--- BEGIN ---
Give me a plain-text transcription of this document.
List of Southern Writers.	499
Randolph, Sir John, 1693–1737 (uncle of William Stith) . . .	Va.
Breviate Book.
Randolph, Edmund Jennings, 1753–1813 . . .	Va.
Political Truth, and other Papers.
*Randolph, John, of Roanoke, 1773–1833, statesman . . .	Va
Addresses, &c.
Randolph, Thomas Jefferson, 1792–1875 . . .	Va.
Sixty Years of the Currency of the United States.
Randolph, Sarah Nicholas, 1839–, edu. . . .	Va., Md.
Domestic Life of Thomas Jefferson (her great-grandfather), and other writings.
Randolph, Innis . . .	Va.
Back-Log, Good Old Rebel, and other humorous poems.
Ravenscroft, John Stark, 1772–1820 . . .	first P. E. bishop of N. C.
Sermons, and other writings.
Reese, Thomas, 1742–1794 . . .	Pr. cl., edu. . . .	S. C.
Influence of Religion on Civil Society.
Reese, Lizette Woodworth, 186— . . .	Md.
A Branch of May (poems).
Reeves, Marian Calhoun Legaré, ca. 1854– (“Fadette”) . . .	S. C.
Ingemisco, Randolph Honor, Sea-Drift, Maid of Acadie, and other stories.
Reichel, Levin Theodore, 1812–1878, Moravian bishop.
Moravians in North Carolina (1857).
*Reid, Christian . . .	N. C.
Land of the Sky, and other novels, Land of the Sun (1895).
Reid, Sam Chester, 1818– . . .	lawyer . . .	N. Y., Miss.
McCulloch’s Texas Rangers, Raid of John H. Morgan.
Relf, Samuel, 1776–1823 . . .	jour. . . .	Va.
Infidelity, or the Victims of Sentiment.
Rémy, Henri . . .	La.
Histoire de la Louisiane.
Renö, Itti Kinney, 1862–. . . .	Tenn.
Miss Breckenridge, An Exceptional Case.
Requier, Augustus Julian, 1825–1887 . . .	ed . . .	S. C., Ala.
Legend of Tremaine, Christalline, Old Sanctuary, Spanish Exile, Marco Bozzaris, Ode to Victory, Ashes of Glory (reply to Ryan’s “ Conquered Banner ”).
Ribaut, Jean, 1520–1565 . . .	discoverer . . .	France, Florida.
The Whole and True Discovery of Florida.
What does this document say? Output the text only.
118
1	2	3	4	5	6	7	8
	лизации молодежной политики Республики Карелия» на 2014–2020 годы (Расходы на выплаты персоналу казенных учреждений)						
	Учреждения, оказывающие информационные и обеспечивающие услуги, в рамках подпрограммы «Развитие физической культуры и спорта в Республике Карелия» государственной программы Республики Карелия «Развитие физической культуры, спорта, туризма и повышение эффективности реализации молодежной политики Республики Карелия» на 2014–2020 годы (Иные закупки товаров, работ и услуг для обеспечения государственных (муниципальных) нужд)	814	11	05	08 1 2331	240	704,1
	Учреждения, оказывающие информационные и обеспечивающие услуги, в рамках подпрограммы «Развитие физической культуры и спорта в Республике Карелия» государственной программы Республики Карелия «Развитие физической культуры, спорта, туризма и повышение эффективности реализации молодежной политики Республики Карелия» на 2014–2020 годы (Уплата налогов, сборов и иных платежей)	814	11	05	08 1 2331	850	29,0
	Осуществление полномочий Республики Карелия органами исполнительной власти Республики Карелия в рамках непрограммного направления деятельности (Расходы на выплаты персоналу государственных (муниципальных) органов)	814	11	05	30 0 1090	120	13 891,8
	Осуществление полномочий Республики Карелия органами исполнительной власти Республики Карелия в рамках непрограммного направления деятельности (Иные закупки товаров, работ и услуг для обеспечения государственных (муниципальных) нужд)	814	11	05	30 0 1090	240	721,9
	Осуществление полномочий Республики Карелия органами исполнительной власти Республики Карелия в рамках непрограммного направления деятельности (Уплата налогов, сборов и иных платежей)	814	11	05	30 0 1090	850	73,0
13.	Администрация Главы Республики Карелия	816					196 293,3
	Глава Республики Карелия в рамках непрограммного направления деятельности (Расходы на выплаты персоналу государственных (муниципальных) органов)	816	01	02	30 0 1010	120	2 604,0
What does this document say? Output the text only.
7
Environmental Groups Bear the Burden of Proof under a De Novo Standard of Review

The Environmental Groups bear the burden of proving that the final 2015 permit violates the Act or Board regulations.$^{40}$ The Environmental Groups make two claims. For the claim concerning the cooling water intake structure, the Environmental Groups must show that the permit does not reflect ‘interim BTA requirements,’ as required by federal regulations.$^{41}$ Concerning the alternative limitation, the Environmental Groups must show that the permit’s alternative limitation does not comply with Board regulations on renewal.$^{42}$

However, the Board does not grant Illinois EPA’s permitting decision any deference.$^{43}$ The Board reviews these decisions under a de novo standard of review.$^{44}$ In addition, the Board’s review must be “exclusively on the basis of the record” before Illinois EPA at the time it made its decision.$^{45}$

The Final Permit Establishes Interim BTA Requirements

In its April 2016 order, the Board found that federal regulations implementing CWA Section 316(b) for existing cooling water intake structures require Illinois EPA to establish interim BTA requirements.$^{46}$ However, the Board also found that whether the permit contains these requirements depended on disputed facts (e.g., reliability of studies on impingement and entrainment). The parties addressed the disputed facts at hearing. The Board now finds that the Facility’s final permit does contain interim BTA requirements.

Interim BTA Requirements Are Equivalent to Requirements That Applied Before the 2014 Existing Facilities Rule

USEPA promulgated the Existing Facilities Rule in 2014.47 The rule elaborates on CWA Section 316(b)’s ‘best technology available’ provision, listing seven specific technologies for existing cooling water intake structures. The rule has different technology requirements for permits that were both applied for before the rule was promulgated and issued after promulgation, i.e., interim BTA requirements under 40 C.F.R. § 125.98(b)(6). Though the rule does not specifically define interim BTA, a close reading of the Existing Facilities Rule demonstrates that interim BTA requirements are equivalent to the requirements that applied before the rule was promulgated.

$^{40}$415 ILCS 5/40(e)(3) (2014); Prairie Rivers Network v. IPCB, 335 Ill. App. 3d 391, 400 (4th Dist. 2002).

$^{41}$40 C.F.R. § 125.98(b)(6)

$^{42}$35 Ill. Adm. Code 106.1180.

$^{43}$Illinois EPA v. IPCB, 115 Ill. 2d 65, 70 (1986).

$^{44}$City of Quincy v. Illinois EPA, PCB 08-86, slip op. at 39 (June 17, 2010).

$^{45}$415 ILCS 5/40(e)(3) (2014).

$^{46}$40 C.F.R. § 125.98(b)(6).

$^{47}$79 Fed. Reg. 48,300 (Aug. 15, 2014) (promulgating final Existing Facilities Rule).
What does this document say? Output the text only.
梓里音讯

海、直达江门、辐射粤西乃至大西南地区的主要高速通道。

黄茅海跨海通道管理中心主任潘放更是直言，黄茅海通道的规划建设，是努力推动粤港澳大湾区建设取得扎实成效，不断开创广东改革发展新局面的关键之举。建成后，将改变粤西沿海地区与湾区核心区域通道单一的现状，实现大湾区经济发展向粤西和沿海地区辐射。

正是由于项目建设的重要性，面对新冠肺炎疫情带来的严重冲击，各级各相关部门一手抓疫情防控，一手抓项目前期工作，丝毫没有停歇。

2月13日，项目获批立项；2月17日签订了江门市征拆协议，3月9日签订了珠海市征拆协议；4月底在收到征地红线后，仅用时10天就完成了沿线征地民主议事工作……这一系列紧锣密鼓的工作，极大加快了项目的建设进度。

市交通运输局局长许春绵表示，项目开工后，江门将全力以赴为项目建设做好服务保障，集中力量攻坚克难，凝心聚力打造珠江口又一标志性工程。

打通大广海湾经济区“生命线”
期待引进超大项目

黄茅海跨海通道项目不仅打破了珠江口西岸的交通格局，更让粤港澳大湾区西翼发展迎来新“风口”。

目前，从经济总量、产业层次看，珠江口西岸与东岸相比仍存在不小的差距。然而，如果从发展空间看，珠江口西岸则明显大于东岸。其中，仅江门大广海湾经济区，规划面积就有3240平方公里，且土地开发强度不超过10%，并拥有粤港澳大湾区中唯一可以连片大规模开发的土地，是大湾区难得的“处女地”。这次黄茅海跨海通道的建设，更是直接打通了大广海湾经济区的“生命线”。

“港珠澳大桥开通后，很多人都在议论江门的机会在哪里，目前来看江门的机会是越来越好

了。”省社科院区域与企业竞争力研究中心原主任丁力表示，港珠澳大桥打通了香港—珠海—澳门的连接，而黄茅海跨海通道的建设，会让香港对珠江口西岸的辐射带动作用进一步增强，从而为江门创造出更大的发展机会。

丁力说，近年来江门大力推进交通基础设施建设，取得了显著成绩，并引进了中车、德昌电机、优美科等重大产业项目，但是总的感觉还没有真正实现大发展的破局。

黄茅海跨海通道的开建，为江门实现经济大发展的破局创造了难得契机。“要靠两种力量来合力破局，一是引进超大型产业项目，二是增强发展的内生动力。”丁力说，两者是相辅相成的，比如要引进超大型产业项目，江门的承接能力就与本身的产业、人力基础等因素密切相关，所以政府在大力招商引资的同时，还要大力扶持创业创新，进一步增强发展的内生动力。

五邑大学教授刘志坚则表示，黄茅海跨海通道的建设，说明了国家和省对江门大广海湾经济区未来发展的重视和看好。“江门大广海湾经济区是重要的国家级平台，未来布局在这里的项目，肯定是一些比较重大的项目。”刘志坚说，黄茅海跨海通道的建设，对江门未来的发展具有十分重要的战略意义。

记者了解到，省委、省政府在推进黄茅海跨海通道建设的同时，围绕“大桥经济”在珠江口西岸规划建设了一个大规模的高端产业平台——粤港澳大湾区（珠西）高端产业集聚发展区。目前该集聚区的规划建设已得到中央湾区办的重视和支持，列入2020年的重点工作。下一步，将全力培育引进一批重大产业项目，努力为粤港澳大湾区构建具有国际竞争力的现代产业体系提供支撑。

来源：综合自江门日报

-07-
--- END ---
### WHAT YOU SHOULD DO
Tell how many lines in the material above include the word "Jefferson", giving the number only.

### RESULT OF THIS EXERCISE
2